Task goal:
Reproduce the full listing below unchanged, apart from the pictures.

Material:

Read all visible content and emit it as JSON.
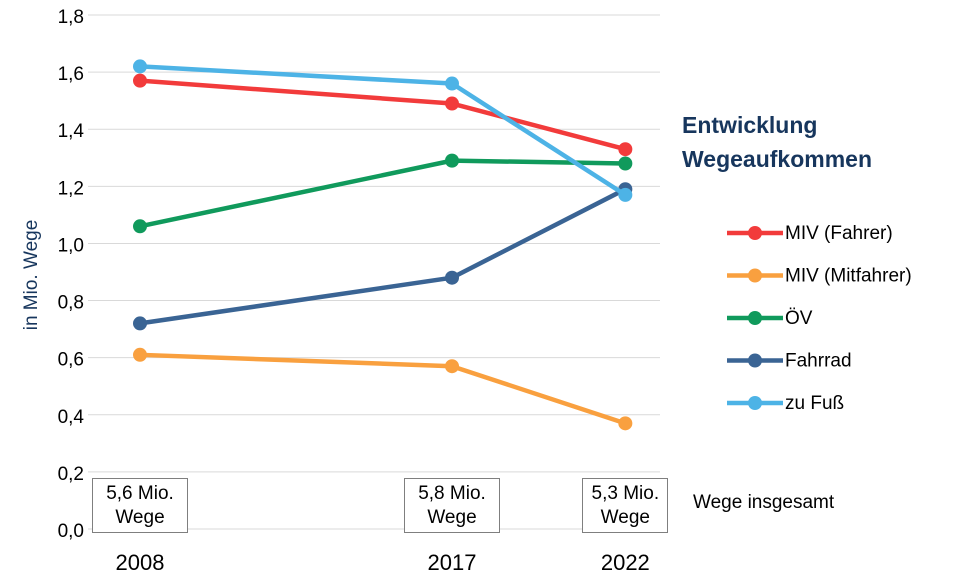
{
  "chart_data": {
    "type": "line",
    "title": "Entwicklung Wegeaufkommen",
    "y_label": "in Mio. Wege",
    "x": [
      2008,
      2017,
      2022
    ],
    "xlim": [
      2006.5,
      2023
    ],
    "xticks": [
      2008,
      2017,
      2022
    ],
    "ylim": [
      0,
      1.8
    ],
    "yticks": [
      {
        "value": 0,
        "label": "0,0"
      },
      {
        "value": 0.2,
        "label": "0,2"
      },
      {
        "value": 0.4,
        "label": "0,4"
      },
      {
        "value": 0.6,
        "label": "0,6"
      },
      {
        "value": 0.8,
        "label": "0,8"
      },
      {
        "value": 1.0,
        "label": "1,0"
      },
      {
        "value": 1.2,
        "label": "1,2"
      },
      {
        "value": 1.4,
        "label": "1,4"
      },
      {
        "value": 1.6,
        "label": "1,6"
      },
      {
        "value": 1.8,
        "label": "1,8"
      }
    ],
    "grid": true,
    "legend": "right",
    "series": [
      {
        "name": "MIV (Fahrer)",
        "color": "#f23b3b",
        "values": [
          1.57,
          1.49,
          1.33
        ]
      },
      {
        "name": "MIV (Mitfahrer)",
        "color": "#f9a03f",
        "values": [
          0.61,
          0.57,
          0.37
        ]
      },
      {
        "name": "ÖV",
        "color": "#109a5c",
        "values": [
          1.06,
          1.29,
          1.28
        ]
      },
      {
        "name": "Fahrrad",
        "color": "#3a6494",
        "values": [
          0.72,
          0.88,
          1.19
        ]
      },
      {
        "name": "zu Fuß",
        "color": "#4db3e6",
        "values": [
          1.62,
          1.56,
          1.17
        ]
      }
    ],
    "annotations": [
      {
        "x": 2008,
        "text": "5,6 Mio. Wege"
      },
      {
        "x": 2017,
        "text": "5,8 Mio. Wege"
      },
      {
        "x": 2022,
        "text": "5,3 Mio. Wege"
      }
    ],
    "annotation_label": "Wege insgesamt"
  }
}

Finished task:
Read all visible content and emit it as JSON.
{
  "chart_data": {
    "type": "line",
    "title": "Entwicklung Wegeaufkommen",
    "y_label": "in Mio. Wege",
    "x": [
      2008,
      2017,
      2022
    ],
    "xlim": [
      2006.5,
      2023
    ],
    "xticks": [
      2008,
      2017,
      2022
    ],
    "ylim": [
      0,
      1.8
    ],
    "yticks": [
      {
        "value": 0,
        "label": "0,0"
      },
      {
        "value": 0.2,
        "label": "0,2"
      },
      {
        "value": 0.4,
        "label": "0,4"
      },
      {
        "value": 0.6,
        "label": "0,6"
      },
      {
        "value": 0.8,
        "label": "0,8"
      },
      {
        "value": 1.0,
        "label": "1,0"
      },
      {
        "value": 1.2,
        "label": "1,2"
      },
      {
        "value": 1.4,
        "label": "1,4"
      },
      {
        "value": 1.6,
        "label": "1,6"
      },
      {
        "value": 1.8,
        "label": "1,8"
      }
    ],
    "grid": true,
    "legend": "right",
    "series": [
      {
        "name": "MIV (Fahrer)",
        "color": "#f23b3b",
        "values": [
          1.57,
          1.49,
          1.33
        ]
      },
      {
        "name": "MIV (Mitfahrer)",
        "color": "#f9a03f",
        "values": [
          0.61,
          0.57,
          0.37
        ]
      },
      {
        "name": "ÖV",
        "color": "#109a5c",
        "values": [
          1.06,
          1.29,
          1.28
        ]
      },
      {
        "name": "Fahrrad",
        "color": "#3a6494",
        "values": [
          0.72,
          0.88,
          1.19
        ]
      },
      {
        "name": "zu Fuß",
        "color": "#4db3e6",
        "values": [
          1.62,
          1.56,
          1.17
        ]
      }
    ],
    "annotations": [
      {
        "x": 2008,
        "text": "5,6 Mio. Wege"
      },
      {
        "x": 2017,
        "text": "5,8 Mio. Wege"
      },
      {
        "x": 2022,
        "text": "5,3 Mio. Wege"
      }
    ],
    "annotation_label": "Wege insgesamt"
  }
}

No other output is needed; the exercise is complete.